GIVEN REQUEST: From the entries that follow, list every line in which the string "今天是个好日子" appears.

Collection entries

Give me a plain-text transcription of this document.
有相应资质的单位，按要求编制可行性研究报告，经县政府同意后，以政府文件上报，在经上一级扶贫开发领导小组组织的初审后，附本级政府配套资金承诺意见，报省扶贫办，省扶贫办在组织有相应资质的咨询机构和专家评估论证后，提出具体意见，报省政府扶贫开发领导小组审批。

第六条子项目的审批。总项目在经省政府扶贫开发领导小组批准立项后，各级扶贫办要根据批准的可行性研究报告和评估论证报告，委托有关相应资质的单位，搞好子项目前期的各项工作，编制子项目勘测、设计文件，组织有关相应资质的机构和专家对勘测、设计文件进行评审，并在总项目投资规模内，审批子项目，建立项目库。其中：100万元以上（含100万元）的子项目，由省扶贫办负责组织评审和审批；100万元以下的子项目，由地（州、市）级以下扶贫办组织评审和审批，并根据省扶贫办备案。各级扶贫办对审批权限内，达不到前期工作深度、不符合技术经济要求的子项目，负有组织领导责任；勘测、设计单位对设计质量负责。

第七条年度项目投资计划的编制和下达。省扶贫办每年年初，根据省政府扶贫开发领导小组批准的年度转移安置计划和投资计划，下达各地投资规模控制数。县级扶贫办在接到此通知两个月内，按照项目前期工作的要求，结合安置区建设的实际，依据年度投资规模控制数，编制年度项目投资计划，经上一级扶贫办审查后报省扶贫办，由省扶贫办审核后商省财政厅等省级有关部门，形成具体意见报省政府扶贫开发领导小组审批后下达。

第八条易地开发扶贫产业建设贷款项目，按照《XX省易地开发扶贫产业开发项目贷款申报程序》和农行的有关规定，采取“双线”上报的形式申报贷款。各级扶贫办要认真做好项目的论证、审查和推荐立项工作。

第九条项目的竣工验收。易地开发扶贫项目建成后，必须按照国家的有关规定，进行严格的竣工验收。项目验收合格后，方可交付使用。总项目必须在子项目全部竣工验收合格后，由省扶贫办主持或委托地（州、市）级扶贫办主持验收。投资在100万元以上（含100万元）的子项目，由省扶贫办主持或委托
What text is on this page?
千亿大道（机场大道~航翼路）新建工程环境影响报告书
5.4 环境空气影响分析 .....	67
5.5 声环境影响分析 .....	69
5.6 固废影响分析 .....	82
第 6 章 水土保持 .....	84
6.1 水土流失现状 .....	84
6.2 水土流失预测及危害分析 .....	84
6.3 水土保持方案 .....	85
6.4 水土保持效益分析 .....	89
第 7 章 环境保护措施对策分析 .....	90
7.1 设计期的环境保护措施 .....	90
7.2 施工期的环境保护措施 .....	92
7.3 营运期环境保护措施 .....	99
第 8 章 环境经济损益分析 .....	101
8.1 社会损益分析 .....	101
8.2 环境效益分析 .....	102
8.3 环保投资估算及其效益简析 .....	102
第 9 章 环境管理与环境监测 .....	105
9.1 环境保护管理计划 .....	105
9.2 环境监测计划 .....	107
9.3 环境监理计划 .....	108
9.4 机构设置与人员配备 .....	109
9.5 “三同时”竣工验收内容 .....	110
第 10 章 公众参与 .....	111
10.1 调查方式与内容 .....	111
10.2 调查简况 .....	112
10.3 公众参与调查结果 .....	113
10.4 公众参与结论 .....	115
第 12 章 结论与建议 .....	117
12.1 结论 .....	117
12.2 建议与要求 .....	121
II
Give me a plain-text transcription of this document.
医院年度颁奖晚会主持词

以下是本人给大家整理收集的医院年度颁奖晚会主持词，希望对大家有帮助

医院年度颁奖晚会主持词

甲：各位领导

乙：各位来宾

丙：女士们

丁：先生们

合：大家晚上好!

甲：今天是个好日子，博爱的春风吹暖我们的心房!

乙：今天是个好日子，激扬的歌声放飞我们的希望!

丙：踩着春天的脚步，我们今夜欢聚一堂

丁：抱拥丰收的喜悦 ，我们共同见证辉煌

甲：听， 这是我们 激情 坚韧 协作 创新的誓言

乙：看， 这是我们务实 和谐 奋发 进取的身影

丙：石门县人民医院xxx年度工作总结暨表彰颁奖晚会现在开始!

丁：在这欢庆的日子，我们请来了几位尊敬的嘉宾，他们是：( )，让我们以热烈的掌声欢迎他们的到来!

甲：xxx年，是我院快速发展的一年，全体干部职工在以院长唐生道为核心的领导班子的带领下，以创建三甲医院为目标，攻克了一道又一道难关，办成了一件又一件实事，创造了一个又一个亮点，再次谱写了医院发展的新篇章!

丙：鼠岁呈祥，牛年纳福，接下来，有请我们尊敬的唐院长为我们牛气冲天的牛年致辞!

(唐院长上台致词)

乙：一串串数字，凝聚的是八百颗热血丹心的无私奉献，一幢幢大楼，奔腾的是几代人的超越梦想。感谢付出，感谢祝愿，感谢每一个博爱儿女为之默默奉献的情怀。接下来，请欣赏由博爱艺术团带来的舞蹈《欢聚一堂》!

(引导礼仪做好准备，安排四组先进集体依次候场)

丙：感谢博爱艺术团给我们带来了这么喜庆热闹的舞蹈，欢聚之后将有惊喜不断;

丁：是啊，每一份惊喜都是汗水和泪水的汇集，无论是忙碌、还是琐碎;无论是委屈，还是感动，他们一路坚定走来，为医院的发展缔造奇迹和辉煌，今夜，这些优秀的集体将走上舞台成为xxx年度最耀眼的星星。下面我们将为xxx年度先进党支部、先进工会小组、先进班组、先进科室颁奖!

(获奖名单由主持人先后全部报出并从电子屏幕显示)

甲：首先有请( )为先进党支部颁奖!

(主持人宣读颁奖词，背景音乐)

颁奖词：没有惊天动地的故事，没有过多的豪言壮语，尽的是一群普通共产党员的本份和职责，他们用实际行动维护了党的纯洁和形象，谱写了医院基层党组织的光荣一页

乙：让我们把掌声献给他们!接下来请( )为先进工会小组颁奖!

WRITTEN SOLUTION:
甲：今天是个好日子，博爱的春风吹暖我们的心房!
乙：今天是个好日子，激扬的歌声放飞我们的希望!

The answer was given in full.